(Excerpts from a layout annotation set)
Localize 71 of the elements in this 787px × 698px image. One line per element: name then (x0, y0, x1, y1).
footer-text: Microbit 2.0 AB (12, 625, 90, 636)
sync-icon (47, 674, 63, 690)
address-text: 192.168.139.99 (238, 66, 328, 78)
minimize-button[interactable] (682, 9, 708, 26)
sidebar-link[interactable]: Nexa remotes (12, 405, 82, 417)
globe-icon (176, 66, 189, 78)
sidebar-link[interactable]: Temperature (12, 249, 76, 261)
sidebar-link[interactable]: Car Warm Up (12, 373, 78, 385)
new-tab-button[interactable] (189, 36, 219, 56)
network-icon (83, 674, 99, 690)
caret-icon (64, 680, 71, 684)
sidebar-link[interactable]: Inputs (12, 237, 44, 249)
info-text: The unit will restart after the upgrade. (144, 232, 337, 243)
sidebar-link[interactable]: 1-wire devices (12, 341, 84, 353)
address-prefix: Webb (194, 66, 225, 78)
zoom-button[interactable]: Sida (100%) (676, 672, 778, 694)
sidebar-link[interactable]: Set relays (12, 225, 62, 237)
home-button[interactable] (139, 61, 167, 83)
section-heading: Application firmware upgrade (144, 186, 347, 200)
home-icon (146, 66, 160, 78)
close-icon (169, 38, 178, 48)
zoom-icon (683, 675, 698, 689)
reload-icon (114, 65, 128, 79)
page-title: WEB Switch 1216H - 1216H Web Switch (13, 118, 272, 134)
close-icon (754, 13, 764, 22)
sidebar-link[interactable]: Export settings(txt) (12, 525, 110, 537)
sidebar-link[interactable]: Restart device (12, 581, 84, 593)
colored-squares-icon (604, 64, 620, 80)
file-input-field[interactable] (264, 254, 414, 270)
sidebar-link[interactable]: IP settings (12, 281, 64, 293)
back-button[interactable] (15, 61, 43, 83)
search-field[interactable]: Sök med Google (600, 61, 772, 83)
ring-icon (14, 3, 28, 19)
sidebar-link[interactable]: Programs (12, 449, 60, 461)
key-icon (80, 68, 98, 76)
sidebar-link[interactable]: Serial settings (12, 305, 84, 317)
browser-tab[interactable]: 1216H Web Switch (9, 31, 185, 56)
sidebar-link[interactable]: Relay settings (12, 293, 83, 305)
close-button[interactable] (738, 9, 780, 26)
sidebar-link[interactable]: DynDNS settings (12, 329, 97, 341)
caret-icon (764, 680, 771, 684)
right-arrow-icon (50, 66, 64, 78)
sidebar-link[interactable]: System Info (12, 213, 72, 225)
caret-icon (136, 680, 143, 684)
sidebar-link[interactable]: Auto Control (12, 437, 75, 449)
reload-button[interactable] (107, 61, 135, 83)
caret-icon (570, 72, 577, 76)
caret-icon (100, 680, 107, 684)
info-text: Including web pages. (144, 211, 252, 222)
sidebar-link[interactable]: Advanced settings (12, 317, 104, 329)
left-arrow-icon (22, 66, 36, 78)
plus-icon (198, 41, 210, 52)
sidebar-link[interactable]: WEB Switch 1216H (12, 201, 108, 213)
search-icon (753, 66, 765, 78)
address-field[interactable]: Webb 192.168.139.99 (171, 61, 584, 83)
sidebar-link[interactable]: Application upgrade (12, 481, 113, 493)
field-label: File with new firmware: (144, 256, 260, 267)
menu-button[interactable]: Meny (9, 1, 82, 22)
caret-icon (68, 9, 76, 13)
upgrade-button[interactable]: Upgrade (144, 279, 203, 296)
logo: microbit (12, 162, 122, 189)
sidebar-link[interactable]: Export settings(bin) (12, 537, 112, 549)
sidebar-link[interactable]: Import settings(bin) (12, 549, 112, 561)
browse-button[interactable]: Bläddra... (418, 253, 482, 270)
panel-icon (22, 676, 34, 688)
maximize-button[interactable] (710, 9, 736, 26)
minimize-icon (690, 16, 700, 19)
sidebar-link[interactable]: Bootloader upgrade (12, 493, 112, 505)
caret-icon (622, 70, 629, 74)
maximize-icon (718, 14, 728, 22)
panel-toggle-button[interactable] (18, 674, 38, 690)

--

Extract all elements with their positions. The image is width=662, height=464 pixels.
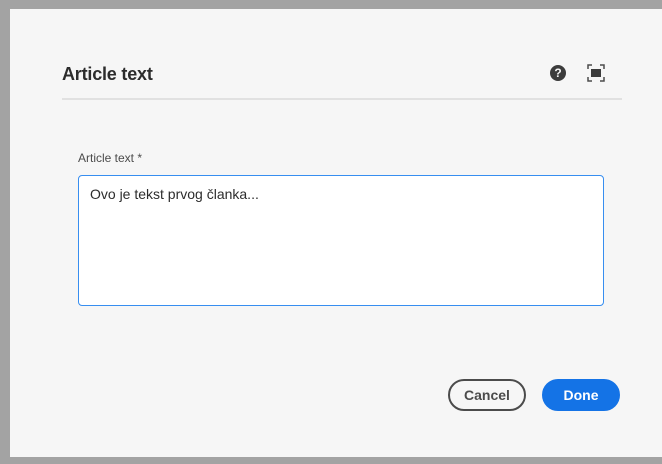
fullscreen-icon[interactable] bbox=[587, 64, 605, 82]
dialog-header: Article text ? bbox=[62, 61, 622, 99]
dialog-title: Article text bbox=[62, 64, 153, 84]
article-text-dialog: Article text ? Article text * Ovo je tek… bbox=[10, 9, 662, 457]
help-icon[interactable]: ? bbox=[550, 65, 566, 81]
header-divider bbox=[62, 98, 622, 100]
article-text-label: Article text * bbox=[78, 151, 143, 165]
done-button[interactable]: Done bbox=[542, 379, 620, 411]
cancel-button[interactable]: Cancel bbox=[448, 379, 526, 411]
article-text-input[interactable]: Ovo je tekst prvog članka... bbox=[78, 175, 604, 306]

---

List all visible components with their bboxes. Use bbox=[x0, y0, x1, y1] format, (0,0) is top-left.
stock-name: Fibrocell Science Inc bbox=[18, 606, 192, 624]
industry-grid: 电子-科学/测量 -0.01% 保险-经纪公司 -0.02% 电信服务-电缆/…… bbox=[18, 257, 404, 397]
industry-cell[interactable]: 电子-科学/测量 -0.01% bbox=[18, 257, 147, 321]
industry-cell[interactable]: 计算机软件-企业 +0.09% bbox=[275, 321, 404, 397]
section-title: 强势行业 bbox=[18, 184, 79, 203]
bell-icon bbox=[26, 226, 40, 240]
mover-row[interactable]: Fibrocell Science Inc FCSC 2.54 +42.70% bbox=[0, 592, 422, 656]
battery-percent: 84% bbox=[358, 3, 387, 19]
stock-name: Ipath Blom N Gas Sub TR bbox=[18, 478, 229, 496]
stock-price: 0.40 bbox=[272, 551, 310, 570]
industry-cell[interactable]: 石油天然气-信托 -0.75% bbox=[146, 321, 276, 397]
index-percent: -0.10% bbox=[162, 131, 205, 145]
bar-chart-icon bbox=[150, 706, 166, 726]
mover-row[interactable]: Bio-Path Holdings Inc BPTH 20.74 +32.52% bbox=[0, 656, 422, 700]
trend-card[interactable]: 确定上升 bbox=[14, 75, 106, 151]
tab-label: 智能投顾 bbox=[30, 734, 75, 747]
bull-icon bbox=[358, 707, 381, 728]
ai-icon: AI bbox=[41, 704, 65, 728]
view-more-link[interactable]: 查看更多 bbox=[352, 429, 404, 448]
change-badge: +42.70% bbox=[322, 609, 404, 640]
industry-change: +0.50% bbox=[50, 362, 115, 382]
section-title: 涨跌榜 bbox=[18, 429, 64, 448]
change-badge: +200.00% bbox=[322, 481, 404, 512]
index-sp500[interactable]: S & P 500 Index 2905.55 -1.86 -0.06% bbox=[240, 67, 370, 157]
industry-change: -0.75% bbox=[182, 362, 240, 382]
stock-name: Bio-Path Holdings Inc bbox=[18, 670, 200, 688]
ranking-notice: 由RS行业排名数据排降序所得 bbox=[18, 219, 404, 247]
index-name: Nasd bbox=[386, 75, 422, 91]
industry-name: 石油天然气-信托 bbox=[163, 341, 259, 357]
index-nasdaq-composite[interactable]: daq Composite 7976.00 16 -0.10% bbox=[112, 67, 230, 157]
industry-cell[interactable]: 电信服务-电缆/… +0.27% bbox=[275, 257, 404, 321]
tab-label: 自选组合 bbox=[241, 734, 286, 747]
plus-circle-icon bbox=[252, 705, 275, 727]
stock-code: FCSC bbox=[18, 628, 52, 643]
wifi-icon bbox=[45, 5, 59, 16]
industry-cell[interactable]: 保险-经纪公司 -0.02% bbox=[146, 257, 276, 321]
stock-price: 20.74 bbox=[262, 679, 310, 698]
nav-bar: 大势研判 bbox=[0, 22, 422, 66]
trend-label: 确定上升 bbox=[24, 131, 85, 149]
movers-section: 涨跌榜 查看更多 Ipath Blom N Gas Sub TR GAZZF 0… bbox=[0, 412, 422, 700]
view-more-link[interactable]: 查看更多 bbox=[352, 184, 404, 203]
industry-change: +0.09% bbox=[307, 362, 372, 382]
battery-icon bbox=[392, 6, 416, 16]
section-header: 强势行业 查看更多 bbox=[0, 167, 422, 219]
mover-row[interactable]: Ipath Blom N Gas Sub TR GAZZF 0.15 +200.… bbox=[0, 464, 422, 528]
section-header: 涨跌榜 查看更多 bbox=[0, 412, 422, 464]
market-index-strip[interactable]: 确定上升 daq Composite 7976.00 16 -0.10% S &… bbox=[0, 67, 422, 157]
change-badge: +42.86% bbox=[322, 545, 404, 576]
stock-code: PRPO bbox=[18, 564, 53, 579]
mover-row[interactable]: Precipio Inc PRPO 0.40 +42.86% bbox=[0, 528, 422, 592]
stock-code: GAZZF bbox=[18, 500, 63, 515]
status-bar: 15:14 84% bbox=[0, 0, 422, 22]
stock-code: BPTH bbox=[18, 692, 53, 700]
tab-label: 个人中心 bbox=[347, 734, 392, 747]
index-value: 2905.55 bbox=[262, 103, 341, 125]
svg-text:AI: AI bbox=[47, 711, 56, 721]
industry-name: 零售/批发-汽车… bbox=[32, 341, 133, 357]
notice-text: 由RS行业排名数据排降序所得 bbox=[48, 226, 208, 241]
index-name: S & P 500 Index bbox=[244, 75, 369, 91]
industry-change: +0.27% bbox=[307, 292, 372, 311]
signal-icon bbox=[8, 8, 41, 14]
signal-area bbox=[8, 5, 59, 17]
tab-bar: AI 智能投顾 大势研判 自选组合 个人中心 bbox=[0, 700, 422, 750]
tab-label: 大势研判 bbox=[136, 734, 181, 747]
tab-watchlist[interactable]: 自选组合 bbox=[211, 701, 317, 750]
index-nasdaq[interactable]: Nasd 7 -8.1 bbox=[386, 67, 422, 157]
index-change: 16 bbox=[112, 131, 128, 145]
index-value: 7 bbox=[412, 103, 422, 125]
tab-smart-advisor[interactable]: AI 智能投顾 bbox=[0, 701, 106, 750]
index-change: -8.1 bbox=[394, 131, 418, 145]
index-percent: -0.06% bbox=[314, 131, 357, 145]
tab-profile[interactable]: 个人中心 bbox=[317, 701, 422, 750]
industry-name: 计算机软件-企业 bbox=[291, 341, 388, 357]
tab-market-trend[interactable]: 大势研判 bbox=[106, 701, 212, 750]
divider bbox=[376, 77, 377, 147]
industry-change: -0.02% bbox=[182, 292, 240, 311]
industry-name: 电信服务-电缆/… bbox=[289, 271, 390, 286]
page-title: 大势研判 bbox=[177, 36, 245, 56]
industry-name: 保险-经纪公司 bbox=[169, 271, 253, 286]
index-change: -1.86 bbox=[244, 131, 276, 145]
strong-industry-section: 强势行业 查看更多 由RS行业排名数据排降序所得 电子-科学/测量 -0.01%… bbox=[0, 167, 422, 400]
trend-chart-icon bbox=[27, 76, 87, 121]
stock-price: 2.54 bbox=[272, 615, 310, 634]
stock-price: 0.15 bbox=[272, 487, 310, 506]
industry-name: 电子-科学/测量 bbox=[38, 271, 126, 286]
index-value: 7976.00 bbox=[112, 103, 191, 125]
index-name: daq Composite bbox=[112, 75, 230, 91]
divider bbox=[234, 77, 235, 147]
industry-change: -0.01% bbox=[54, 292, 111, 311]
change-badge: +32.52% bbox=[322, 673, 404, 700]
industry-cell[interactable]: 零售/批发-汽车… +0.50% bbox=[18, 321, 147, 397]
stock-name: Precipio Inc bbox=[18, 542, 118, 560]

Request:
In the records, rename "industry-cell" to "sector-tile" in the lines between the one holding "List all visible" and the one holding "mover-row[interactable]: Fibrocell Science", inclusive, and give only those lines back with nothing else changed.

The solution:
List all visible components with their bboxes. Use bbox=[x0, y0, x1, y1] format, (0,0) is top-left.
stock-name: Fibrocell Science Inc bbox=[18, 606, 192, 624]
industry-grid: 电子-科学/测量 -0.01% 保险-经纪公司 -0.02% 电信服务-电缆/…… bbox=[18, 257, 404, 397]
sector-tile[interactable]: 电子-科学/测量 -0.01% bbox=[18, 257, 147, 321]
sector-tile[interactable]: 计算机软件-企业 +0.09% bbox=[275, 321, 404, 397]
section-title: 强势行业 bbox=[18, 184, 79, 203]
bell-icon bbox=[26, 226, 40, 240]
mover-row[interactable]: Fibrocell Science Inc FCSC 2.54 +42.70% bbox=[0, 592, 422, 656]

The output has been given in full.